> _THE PROBLEM_: Pull out every line below containing the word "INVESTORS".

Collected data:
------------------------------------

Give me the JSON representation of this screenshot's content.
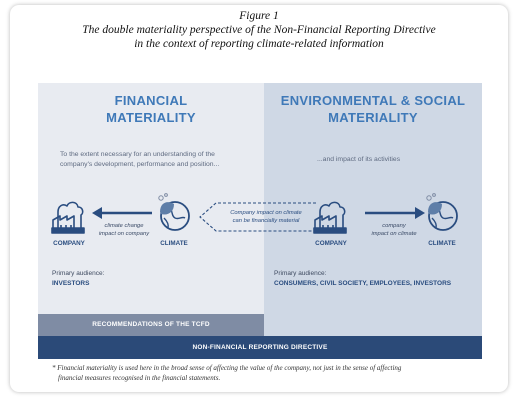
{
  "caption": {
    "figure_label": "Figure 1",
    "title_line1": "The double materiality perspective of the Non-Financial Reporting Directive",
    "title_line2": "in the context of reporting climate-related information"
  },
  "left_panel": {
    "title_line1": "FINANCIAL",
    "title_line2": "MATERIALITY",
    "description_line1": "To the extent necessary for an understanding of the",
    "description_line2": "company's development, performance and position...",
    "company_label": "COMPANY",
    "climate_label": "CLIMATE",
    "arrow_label_line1": "climate change",
    "arrow_label_line2": "impact on company",
    "audience_label": "Primary audience:",
    "audience_value": "INVESTORS",
    "band_label": "RECOMMENDATIONS OF THE TCFD"
  },
  "middle": {
    "arrow_label_line1": "Company impact on climate",
    "arrow_label_line2": "can be financially material"
  },
  "right_panel": {
    "title_line1": "ENVIRONMENTAL & SOCIAL",
    "title_line2": "MATERIALITY",
    "description": "...and impact of its activities",
    "company_label": "COMPANY",
    "climate_label": "CLIMATE",
    "arrow_label_line1": "company",
    "arrow_label_line2": "impact on climate",
    "audience_label": "Primary audience:",
    "audience_value": "CONSUMERS, CIVIL SOCIETY, EMPLOYEES, INVESTORS"
  },
  "bottom_band": {
    "label": "NON-FINANCIAL REPORTING DIRECTIVE"
  },
  "footnote": {
    "line1": "* Financial materiality is used here in the broad sense of affecting the value of the company, not just in the sense of affecting",
    "line2": "financial measures recognised in the financial statements."
  },
  "colors": {
    "title_blue": "#3f79b8",
    "navy": "#2b4a78",
    "left_panel_bg": "#e8ebf1",
    "right_panel_bg": "#cfd8e5",
    "tcfd_band": "#7f8ca4"
  },
  "icons": [
    "factory-icon",
    "leaf-globe-icon",
    "arrow-left-icon",
    "arrow-right-icon",
    "dashed-arrow-left-icon"
  ]
}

------------------------------------

> _TASK RESULT_:
    "audience_value": "INVESTORS",
    "audience_value": "CONSUMERS, CIVIL SOCIETY, EMPLOYEES, INVESTORS"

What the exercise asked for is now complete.